[Some records]
________

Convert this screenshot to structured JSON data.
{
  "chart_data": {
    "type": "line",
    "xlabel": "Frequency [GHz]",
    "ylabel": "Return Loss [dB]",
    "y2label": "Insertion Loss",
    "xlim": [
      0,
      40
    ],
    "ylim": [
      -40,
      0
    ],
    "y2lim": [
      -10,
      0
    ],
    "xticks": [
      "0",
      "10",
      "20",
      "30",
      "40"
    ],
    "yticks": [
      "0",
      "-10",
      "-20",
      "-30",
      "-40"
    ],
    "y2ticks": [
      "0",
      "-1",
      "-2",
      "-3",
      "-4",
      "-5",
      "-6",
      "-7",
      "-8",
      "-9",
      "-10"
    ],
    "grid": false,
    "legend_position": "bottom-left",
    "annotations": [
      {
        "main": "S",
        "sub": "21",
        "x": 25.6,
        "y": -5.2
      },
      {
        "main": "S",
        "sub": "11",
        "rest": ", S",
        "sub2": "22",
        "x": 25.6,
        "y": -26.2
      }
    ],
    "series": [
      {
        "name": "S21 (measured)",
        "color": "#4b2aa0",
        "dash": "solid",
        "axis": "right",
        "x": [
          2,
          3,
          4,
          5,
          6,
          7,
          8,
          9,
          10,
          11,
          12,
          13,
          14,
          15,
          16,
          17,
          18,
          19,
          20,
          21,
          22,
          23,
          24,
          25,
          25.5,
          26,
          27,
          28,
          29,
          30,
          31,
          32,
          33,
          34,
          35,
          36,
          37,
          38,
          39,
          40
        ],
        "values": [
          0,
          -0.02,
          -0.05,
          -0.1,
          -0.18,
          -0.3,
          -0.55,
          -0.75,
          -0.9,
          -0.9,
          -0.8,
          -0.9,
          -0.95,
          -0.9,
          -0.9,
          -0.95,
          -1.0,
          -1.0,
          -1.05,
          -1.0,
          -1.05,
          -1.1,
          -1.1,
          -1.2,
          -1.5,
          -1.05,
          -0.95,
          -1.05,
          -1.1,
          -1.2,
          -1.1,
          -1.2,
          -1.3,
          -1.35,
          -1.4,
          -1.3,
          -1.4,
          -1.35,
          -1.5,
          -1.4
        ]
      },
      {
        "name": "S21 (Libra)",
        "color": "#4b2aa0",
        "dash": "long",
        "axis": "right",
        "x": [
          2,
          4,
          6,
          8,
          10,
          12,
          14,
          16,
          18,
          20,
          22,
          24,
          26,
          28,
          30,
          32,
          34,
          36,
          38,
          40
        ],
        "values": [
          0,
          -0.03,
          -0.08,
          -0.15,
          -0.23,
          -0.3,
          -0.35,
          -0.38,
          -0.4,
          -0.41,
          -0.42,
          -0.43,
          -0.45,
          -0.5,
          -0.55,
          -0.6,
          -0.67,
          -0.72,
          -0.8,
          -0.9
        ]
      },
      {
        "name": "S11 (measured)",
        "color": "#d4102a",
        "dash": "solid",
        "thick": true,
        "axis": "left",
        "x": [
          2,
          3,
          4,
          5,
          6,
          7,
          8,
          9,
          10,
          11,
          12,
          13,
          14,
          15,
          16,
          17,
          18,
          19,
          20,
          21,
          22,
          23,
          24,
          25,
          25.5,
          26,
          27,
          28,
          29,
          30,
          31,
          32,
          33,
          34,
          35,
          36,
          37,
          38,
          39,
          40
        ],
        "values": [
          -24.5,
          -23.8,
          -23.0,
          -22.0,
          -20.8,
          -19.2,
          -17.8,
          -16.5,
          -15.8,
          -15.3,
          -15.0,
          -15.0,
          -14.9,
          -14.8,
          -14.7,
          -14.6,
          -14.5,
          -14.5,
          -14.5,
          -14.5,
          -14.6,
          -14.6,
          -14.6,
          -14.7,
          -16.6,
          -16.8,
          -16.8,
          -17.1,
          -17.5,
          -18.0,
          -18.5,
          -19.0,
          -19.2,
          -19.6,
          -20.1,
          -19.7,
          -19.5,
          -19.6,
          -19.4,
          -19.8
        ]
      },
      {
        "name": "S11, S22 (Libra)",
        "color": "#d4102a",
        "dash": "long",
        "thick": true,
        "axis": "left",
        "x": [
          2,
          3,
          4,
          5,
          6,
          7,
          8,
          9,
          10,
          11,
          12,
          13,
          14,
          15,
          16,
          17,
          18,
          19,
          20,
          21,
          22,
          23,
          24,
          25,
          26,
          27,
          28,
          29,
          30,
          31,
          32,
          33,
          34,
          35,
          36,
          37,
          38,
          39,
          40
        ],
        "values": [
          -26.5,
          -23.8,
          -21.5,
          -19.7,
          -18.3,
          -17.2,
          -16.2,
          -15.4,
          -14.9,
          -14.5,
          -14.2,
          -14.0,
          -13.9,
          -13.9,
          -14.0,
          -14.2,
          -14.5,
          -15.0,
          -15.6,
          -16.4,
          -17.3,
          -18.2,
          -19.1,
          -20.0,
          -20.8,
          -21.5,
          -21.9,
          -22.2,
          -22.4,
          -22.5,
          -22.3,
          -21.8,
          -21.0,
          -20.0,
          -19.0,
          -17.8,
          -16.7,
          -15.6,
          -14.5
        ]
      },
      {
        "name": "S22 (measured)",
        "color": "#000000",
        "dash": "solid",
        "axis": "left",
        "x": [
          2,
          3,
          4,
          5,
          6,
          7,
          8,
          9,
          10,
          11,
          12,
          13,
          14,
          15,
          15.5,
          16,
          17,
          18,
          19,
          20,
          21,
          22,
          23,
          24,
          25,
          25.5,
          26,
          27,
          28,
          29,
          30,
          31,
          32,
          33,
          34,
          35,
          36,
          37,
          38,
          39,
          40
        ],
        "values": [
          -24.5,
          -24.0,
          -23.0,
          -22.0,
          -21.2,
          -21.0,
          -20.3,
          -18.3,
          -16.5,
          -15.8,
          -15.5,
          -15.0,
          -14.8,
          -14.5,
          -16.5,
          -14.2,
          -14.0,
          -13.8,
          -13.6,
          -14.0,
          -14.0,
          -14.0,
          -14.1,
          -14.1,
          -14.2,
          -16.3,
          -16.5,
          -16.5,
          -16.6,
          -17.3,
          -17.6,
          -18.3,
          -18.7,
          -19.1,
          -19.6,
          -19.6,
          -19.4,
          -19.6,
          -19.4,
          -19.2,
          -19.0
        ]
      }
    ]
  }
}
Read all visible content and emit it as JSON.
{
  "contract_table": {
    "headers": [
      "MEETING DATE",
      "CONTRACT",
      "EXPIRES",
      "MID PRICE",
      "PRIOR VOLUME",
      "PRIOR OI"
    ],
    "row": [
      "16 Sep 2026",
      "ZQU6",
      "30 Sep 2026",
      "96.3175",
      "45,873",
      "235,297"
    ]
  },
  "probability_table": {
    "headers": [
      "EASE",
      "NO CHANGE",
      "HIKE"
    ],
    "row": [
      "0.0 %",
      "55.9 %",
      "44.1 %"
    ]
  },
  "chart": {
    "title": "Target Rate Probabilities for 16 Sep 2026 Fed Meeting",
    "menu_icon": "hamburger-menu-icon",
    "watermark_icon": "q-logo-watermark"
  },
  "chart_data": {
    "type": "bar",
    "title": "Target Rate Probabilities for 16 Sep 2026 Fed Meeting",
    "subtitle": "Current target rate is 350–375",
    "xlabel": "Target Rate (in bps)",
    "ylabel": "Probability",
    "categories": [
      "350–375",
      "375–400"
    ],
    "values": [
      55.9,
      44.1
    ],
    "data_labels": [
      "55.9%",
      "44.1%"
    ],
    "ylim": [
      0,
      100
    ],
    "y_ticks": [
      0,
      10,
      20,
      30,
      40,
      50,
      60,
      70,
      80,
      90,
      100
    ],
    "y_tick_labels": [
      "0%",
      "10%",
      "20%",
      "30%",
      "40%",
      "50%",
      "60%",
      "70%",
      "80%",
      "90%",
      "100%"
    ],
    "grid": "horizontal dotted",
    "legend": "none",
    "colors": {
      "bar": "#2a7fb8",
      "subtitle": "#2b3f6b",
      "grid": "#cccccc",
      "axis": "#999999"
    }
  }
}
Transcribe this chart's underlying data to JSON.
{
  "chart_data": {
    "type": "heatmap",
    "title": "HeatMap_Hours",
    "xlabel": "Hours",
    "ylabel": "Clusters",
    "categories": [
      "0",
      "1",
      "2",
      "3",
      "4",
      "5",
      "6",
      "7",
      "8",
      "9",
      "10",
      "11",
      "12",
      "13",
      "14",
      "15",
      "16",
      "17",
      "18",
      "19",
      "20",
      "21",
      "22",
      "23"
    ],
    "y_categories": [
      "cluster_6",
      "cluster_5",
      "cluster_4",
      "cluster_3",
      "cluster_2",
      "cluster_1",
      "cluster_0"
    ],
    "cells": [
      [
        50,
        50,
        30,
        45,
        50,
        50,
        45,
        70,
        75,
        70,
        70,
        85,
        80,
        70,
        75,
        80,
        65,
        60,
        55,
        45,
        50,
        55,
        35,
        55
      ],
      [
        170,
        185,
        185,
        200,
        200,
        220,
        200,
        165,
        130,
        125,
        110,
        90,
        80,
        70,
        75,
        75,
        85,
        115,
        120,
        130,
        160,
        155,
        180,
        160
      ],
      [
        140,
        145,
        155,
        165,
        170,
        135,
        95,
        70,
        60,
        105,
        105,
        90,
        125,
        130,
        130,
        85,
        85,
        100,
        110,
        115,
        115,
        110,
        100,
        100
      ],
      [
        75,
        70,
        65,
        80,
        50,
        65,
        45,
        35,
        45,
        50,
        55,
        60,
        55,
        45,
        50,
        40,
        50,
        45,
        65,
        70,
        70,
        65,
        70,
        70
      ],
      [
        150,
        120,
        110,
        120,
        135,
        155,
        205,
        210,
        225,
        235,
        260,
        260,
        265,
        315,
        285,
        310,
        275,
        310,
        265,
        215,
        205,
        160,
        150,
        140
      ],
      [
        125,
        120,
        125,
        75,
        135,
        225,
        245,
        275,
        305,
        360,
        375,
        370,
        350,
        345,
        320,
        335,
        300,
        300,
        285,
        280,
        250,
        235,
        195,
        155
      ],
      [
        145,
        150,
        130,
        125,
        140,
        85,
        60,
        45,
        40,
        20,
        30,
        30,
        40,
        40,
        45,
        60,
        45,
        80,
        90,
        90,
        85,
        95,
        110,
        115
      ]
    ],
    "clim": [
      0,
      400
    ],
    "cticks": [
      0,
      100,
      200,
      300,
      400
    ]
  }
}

________

Go through the listing above and pull out each line containing the word "ylabel".

    "ylabel": "Return Loss [dB]",
    "ylabel": "Probability",
    "ylabel": "Clusters",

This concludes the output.